- Task description -
Your task is to copy each line that has the word "Tuesday".

═══

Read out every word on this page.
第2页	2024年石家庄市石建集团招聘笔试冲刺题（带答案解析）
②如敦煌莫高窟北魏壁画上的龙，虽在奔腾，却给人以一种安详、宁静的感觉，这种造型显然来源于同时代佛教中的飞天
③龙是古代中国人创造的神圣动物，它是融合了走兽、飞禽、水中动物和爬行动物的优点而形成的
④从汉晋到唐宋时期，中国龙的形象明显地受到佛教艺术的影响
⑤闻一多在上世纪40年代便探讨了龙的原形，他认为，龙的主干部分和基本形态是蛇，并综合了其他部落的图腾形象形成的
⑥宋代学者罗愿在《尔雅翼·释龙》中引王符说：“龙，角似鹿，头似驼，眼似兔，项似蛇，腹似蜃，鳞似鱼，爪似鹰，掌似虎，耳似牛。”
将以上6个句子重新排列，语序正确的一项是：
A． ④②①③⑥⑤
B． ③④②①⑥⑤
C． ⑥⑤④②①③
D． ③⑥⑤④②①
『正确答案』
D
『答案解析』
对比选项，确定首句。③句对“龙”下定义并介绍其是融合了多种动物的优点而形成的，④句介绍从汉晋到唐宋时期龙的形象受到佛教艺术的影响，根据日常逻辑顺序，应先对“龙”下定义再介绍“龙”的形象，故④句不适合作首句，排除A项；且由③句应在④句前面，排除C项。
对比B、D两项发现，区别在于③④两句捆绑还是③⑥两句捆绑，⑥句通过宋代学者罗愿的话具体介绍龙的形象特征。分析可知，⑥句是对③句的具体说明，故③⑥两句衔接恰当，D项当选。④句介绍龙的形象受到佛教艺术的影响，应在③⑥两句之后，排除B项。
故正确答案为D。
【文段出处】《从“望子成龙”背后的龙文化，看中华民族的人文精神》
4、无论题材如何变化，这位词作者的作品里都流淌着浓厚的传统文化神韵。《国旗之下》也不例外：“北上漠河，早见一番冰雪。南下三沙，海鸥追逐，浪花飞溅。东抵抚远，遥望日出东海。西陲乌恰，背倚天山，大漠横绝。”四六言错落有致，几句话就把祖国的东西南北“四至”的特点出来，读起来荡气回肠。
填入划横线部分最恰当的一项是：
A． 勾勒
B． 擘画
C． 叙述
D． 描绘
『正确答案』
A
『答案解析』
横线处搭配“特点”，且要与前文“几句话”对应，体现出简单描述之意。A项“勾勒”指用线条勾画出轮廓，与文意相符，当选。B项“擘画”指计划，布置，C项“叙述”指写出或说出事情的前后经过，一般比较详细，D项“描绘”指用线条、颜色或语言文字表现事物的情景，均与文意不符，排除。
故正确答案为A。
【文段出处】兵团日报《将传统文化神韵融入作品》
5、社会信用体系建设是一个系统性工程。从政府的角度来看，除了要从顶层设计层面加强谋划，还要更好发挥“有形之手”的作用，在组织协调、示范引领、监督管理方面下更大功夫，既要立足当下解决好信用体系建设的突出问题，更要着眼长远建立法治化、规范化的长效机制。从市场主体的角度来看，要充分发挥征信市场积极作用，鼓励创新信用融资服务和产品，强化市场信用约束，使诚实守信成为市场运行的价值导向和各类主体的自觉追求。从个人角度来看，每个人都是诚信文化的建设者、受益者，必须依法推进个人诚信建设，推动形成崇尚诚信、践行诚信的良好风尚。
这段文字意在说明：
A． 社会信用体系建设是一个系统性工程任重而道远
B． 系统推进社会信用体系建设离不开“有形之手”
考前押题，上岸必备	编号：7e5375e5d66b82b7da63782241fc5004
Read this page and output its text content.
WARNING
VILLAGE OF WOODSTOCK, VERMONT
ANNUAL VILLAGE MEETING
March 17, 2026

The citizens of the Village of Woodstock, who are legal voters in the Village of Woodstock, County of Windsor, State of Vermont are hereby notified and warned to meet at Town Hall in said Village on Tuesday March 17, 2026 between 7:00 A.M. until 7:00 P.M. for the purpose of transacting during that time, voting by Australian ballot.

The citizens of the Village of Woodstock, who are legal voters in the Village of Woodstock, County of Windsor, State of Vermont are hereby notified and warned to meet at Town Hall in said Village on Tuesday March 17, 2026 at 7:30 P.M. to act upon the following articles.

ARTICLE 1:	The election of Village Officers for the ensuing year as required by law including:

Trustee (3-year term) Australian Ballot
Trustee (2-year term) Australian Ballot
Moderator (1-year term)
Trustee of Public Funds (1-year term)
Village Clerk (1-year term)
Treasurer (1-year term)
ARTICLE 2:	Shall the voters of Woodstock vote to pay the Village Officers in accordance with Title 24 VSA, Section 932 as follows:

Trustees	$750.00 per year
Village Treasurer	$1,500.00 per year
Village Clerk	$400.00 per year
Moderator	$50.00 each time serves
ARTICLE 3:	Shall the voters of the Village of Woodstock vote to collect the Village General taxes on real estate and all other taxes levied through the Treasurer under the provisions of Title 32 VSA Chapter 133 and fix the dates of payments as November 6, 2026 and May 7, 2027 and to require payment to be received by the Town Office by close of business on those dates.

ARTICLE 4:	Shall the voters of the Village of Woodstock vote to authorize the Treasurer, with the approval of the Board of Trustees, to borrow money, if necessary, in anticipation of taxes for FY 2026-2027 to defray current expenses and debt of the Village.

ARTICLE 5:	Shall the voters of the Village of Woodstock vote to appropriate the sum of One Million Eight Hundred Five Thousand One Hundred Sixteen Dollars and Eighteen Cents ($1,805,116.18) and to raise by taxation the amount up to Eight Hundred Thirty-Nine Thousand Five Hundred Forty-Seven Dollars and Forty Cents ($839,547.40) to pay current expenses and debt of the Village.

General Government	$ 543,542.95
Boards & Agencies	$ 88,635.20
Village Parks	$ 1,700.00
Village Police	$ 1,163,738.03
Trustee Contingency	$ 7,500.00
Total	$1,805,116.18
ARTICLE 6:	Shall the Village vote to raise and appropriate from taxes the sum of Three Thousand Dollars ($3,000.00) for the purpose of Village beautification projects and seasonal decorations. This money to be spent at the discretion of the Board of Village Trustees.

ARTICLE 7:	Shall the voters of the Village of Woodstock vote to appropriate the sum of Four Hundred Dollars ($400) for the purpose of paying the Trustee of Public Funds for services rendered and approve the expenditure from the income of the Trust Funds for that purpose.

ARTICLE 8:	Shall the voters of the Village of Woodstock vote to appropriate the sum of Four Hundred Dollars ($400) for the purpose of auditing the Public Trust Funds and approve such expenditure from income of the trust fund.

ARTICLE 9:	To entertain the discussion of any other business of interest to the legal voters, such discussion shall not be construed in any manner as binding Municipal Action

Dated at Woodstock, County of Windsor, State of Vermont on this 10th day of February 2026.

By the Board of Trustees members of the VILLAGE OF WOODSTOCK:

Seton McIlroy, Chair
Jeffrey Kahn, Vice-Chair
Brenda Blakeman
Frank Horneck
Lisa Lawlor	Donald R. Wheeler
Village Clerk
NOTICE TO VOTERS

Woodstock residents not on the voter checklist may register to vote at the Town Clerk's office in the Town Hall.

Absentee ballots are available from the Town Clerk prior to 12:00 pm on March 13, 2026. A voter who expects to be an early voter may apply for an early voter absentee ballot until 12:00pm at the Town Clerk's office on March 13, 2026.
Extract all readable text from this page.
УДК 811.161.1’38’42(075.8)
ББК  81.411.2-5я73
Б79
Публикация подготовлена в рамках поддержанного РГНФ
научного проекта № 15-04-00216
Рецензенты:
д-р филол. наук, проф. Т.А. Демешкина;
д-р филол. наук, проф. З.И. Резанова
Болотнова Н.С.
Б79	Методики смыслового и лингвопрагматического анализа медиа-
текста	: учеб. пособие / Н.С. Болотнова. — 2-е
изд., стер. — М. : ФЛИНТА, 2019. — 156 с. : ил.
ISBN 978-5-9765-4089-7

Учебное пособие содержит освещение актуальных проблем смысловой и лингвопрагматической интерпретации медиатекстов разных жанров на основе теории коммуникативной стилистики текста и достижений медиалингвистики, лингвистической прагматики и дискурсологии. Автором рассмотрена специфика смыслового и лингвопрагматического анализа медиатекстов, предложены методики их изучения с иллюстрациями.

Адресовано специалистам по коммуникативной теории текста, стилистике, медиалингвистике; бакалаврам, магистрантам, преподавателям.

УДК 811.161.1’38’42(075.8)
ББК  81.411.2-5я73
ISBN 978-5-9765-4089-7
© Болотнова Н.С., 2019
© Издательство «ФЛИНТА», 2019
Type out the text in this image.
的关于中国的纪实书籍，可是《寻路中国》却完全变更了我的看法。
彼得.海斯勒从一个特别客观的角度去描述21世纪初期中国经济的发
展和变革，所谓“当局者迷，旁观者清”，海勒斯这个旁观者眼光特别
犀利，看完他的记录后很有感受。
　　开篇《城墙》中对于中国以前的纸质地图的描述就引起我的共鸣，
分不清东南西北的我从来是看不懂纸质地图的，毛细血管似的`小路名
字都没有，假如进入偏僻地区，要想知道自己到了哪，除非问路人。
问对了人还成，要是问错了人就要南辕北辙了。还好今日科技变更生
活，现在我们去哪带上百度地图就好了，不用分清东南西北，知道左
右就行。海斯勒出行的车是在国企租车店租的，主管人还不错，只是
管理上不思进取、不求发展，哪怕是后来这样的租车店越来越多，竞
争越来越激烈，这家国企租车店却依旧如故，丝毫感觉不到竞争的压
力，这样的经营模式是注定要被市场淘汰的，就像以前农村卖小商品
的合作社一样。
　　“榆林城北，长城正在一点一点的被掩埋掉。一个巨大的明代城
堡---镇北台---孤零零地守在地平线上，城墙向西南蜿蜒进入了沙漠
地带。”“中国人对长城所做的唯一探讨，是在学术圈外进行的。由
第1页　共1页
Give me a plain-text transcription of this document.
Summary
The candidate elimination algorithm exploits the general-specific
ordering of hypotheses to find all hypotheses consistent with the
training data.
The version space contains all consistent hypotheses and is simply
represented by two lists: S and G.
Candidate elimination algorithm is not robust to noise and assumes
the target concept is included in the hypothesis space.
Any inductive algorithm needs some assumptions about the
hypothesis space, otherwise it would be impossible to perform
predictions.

═══

- Result -
The citizens of the Village of Woodstock, who are legal voters in the Village of Woodstock, County of Windsor, State of Vermont are hereby notified and warned to meet at Town Hall in said Village on Tuesday March 17, 2026 between 7:00 A.M. until 7:00 P.M. for the purpose of transacting during that time, voting by Australian ballot.
The citizens of the Village of Woodstock, who are legal voters in the Village of Woodstock, County of Windsor, State of Vermont are hereby notified and warned to meet at Town Hall in said Village on Tuesday March 17, 2026 at 7:30 P.M. to act upon the following articles.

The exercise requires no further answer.